THE TASK: Each record needs to be echoed exactly; can you do that?

TASK INPUTS:
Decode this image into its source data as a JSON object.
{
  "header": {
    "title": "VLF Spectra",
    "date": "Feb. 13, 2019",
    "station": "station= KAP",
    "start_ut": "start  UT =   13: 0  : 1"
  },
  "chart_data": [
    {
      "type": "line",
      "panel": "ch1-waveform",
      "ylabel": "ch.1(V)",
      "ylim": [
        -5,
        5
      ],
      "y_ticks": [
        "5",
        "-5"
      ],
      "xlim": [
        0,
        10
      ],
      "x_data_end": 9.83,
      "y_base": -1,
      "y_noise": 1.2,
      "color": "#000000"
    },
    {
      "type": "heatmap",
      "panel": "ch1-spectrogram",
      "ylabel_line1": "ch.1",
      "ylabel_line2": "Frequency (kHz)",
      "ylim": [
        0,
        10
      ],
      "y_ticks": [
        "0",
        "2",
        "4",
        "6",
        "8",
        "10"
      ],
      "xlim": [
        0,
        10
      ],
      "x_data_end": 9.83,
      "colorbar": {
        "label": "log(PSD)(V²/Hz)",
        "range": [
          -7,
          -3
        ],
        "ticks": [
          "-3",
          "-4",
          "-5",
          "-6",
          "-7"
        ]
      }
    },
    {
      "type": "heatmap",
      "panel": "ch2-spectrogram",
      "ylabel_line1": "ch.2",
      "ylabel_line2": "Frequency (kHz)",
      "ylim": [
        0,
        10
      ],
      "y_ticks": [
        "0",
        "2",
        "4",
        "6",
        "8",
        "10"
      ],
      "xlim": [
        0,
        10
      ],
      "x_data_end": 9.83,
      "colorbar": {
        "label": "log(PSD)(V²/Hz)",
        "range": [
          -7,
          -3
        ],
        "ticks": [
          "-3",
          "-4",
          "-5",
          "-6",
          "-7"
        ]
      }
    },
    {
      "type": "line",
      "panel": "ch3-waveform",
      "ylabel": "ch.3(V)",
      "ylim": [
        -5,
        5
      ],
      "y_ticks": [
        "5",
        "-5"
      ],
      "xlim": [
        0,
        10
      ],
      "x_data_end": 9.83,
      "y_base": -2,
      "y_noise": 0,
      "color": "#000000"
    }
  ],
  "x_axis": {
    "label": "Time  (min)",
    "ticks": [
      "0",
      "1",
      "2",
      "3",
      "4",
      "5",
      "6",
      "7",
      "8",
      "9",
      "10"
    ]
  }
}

EXPECTED ANSWER:
Decode this image into its source data as a JSON object.
{
  "header": {
    "title": "VLF Spectra",
    "date": "Feb. 13, 2019",
    "station": "station= KAP",
    "start_ut": "start  UT =   13: 0  : 1"
  },
  "chart_data": [
    {
      "type": "line",
      "panel": "ch1-waveform",
      "ylabel": "ch.1(V)",
      "ylim": [
        -5,
        5
      ],
      "y_ticks": [
        "5",
        "-5"
      ],
      "xlim": [
        0,
        10
      ],
      "x_data_end": 9.83,
      "y_base": -1,
      "y_noise": 1.2,
      "color": "#000000"
    },
    {
      "type": "heatmap",
      "panel": "ch1-spectrogram",
      "ylabel_line1": "ch.1",
      "ylabel_line2": "Frequency (kHz)",
      "ylim": [
        0,
        10
      ],
      "y_ticks": [
        "0",
        "2",
        "4",
        "6",
        "8",
        "10"
      ],
      "xlim": [
        0,
        10
      ],
      "x_data_end": 9.83,
      "colorbar": {
        "label": "log(PSD)(V²/Hz)",
        "range": [
          -7,
          -3
        ],
        "ticks": [
          "-3",
          "-4",
          "-5",
          "-6",
          "-7"
        ]
      }
    },
    {
      "type": "heatmap",
      "panel": "ch2-spectrogram",
      "ylabel_line1": "ch.2",
      "ylabel_line2": "Frequency (kHz)",
      "ylim": [
        0,
        10
      ],
      "y_ticks": [
        "0",
        "2",
        "4",
        "6",
        "8",
        "10"
      ],
      "xlim": [
        0,
        10
      ],
      "x_data_end": 9.83,
      "colorbar": {
        "label": "log(PSD)(V²/Hz)",
        "range": [
          -7,
          -3
        ],
        "ticks": [
          "-3",
          "-4",
          "-5",
          "-6",
          "-7"
        ]
      }
    },
    {
      "type": "line",
      "panel": "ch3-waveform",
      "ylabel": "ch.3(V)",
      "ylim": [
        -5,
        5
      ],
      "y_ticks": [
        "5",
        "-5"
      ],
      "xlim": [
        0,
        10
      ],
      "x_data_end": 9.83,
      "y_base": -2,
      "y_noise": 0,
      "color": "#000000"
    }
  ],
  "x_axis": {
    "label": "Time  (min)",
    "ticks": [
      "0",
      "1",
      "2",
      "3",
      "4",
      "5",
      "6",
      "7",
      "8",
      "9",
      "10"
    ]
  }
}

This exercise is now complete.